# [What to produce]
Before copying the entries, remove the pictures; everything else stays exactly as it is.

# [Exercise inputs]

__________

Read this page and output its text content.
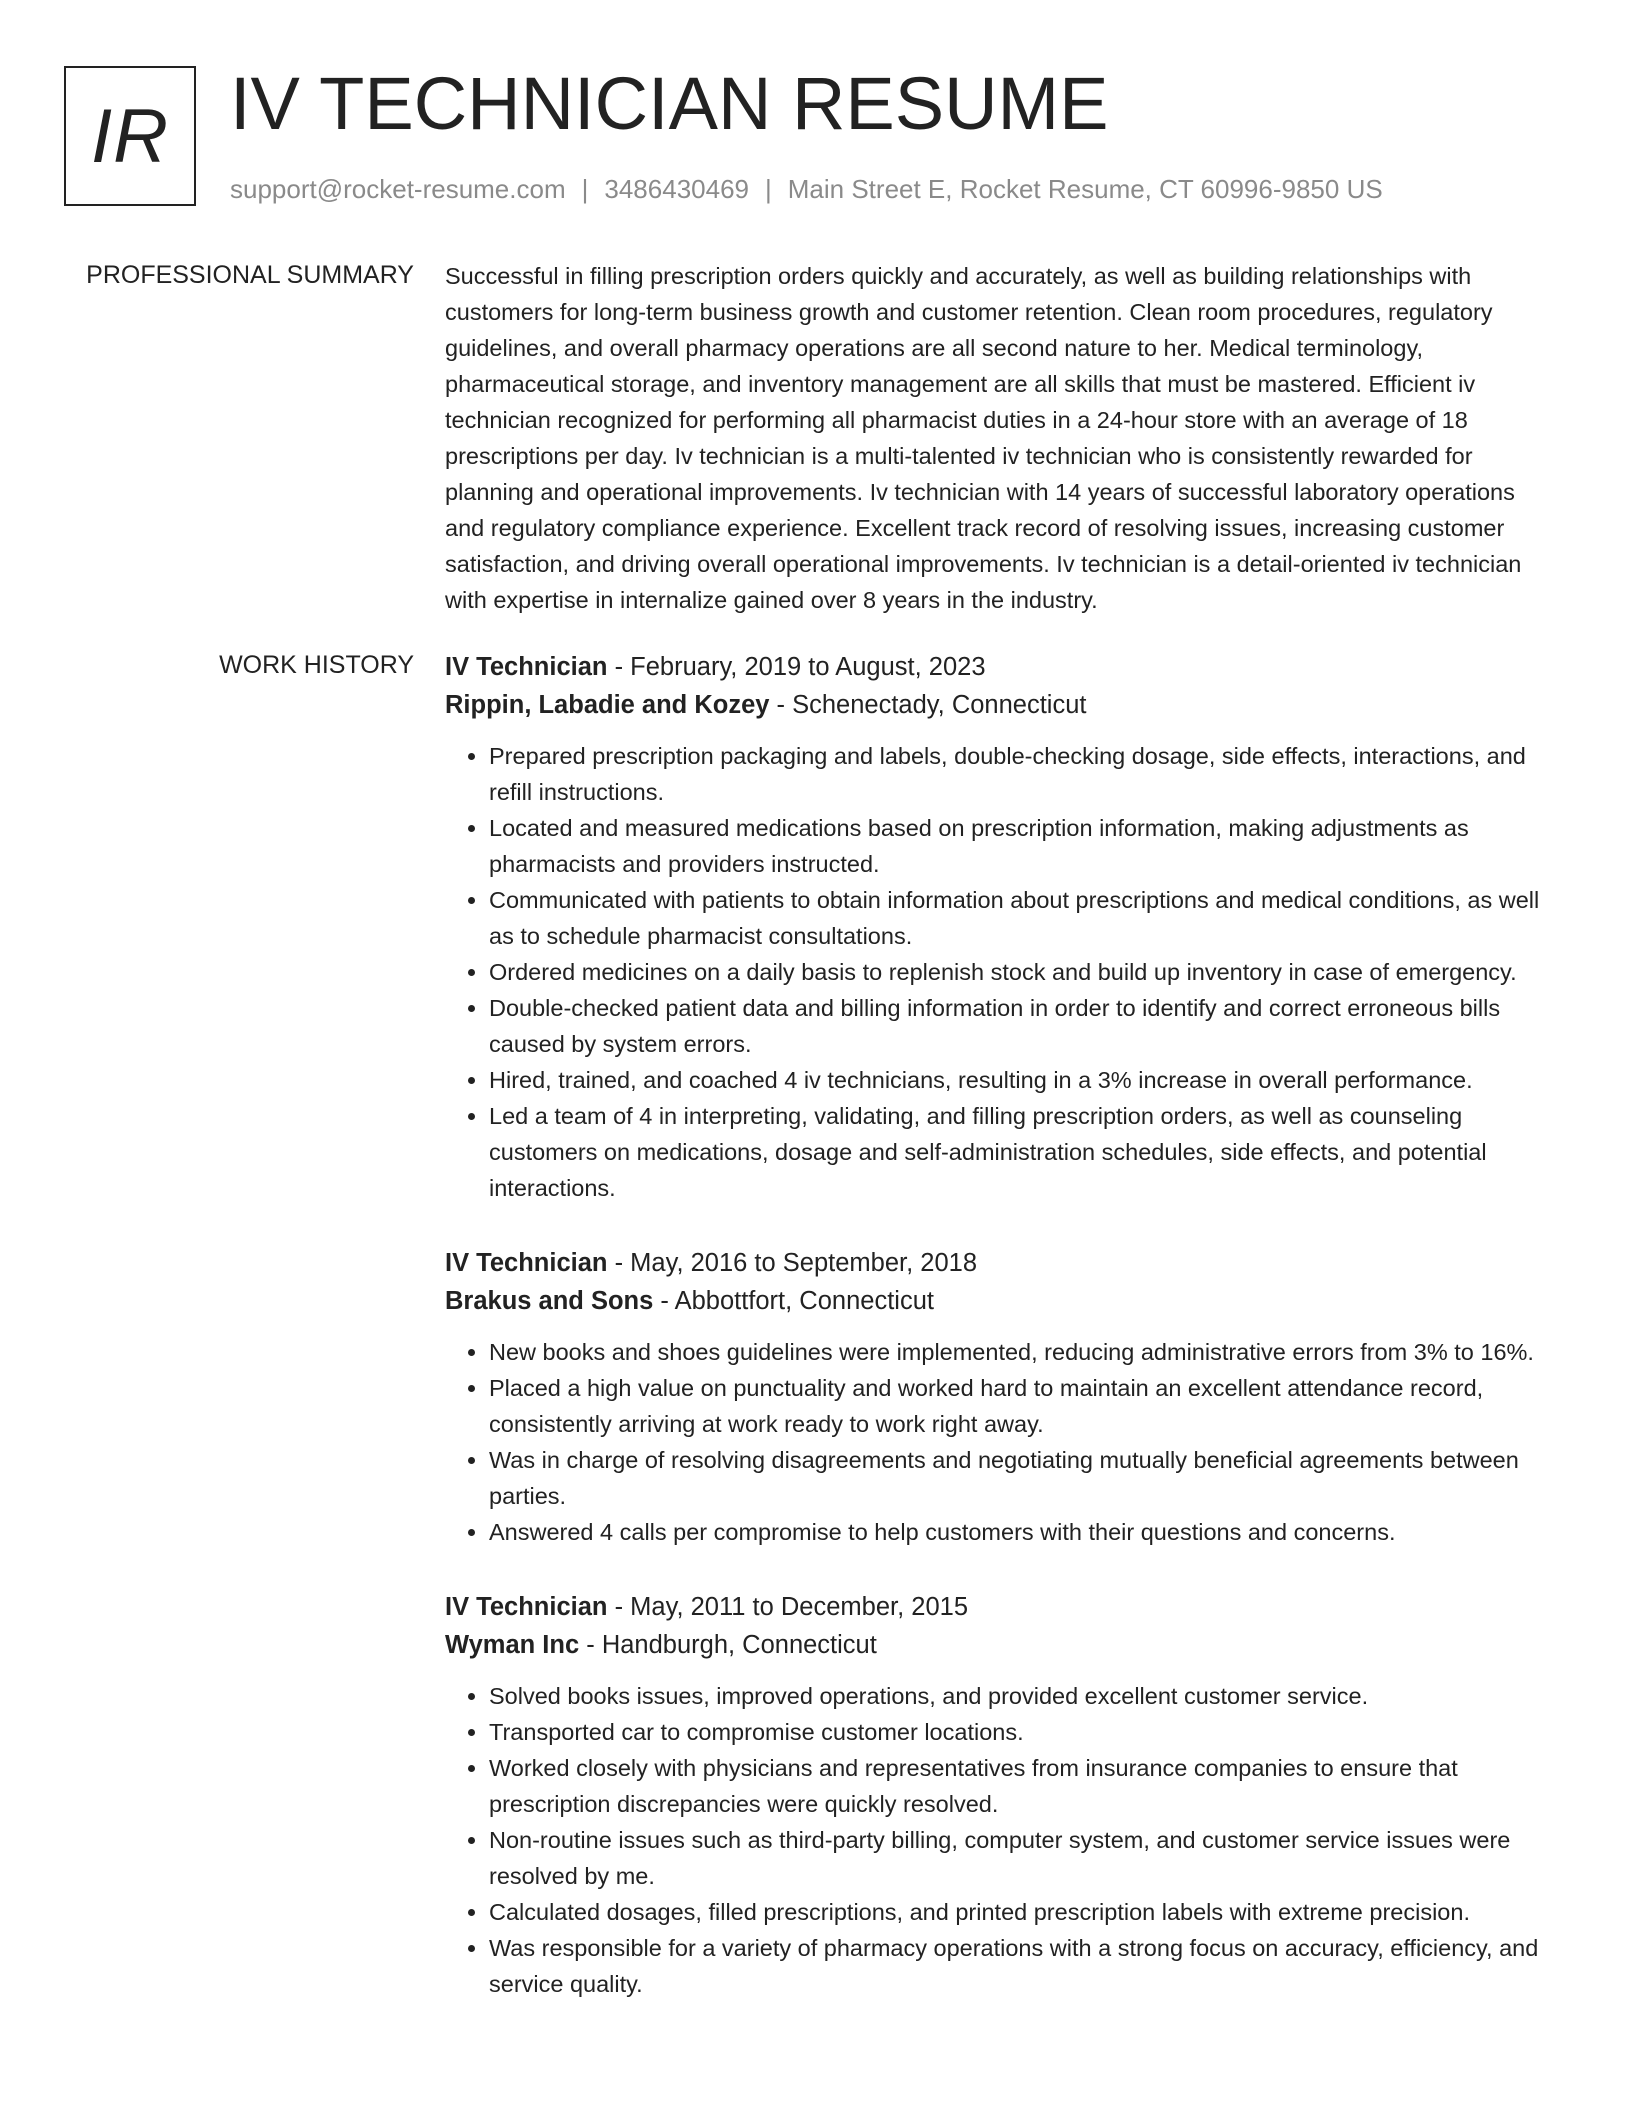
IR IV TECHNICIAN RESUME
support@rocket-resume.com | 3486430469 | Main Street E, Rocket Resume, CT 60996-9850 US
PROFESSIONAL SUMMARY Successful in filling prescription orders quickly and accurately, as well as building relationships with customers for long-term business growth and customer retention. Clean room procedures, regulatory guidelines, and overall pharmacy operations are all second nature to her. Medical terminology, pharmaceutical storage, and inventory management are all skills that must be mastered. Efficient iv technician recognized for performing all pharmacist duties in a 24-hour store with an average of 18 prescriptions per day. Iv technician is a multi-talented iv technician who is consistently rewarded for planning and operational improvements. Iv technician with 14 years of successful laboratory operations and regulatory compliance experience. Excellent track record of resolving issues, increasing customer satisfaction, and driving overall operational improvements. Iv technician is a detail-oriented iv technician with expertise in internalize gained over 8 years in the industry.

WORK HISTORY IV Technician - February, 2019 to August, 2023
Rippin, Labadie and Kozey - Schenectady, Connecticut
• Prepared prescription packaging and labels, double-checking dosage, side effects, interactions, and refill instructions.
• Located and measured medications based on prescription information, making adjustments as pharmacists and providers instructed.
• Communicated with patients to obtain information about prescriptions and medical conditions, as well as to schedule pharmacist consultations.
• Ordered medicines on a daily basis to replenish stock and build up inventory in case of emergency.
• Double-checked patient data and billing information in order to identify and correct erroneous bills caused by system errors.
• Hired, trained, and coached 4 iv technicians, resulting in a 3% increase in overall performance.
• Led a team of 4 in interpreting, validating, and filling prescription orders, as well as counseling customers on medications, dosage and self-administration schedules, side effects, and potential interactions.
IV Technician - May, 2016 to September, 2018
Brakus and Sons - Abbottfort, Connecticut
• New books and shoes guidelines were implemented, reducing administrative errors from 3% to 16%.
• Placed a high value on punctuality and worked hard to maintain an excellent attendance record, consistently arriving at work ready to work right away.
• Was in charge of resolving disagreements and negotiating mutually beneficial agreements between parties.
• Answered 4 calls per compromise to help customers with their questions and concerns.
IV Technician - May, 2011 to December, 2015
Wyman Inc - Handburgh, Connecticut
• Solved books issues, improved operations, and provided excellent customer service.
• Transported car to compromise customer locations.
• Worked closely with physicians and representatives from insurance companies to ensure that prescription discrepancies were quickly resolved.
• Non-routine issues such as third-party billing, computer system, and customer service issues were resolved by me.
• Calculated dosages, filled prescriptions, and printed prescription labels with extreme precision.
• Was responsible for a variety of pharmacy operations with a strong focus on accuracy, efficiency, and service quality.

__________

# [Exercise solution]
Read this page and output its text content.
IR IV TECHNICIAN RESUME
support@rocket-resume.com | 3486430469 | Main Street E, Rocket Resume, CT 60996-9850 US
PROFESSIONAL SUMMARY Successful in filling prescription orders quickly and accurately, as well as building relationships with customers for long-term business growth and customer retention. Clean room procedures, regulatory guidelines, and overall pharmacy operations are all second nature to her. Medical terminology, pharmaceutical storage, and inventory management are all skills that must be mastered. Efficient iv technician recognized for performing all pharmacist duties in a 24-hour store with an average of 18 prescriptions per day. Iv technician is a multi-talented iv technician who is consistently rewarded for planning and operational improvements. Iv technician with 14 years of successful laboratory operations and regulatory compliance experience. Excellent track record of resolving issues, increasing customer satisfaction, and driving overall operational improvements. Iv technician is a detail-oriented iv technician with expertise in internalize gained over 8 years in the industry.

WORK HISTORY IV Technician - February, 2019 to August, 2023
Rippin, Labadie and Kozey - Schenectady, Connecticut
• Prepared prescription packaging and labels, double-checking dosage, side effects, interactions, and refill instructions.
• Located and measured medications based on prescription information, making adjustments as pharmacists and providers instructed.
• Communicated with patients to obtain information about prescriptions and medical conditions, as well as to schedule pharmacist consultations.
• Ordered medicines on a daily basis to replenish stock and build up inventory in case of emergency.
• Double-checked patient data and billing information in order to identify and correct erroneous bills caused by system errors.
• Hired, trained, and coached 4 iv technicians, resulting in a 3% increase in overall performance.
• Led a team of 4 in interpreting, validating, and filling prescription orders, as well as counseling customers on medications, dosage and self-administration schedules, side effects, and potential interactions.
IV Technician - May, 2016 to September, 2018
Brakus and Sons - Abbottfort, Connecticut
• New books and shoes guidelines were implemented, reducing administrative errors from 3% to 16%.
• Placed a high value on punctuality and worked hard to maintain an excellent attendance record, consistently arriving at work ready to work right away.
• Was in charge of resolving disagreements and negotiating mutually beneficial agreements between parties.
• Answered 4 calls per compromise to help customers with their questions and concerns.
IV Technician - May, 2011 to December, 2015
Wyman Inc - Handburgh, Connecticut
• Solved books issues, improved operations, and provided excellent customer service.
• Transported car to compromise customer locations.
• Worked closely with physicians and representatives from insurance companies to ensure that prescription discrepancies were quickly resolved.
• Non-routine issues such as third-party billing, computer system, and customer service issues were resolved by me.
• Calculated dosages, filled prescriptions, and printed prescription labels with extreme precision.
• Was responsible for a variety of pharmacy operations with a strong focus on accuracy, efficiency, and service quality.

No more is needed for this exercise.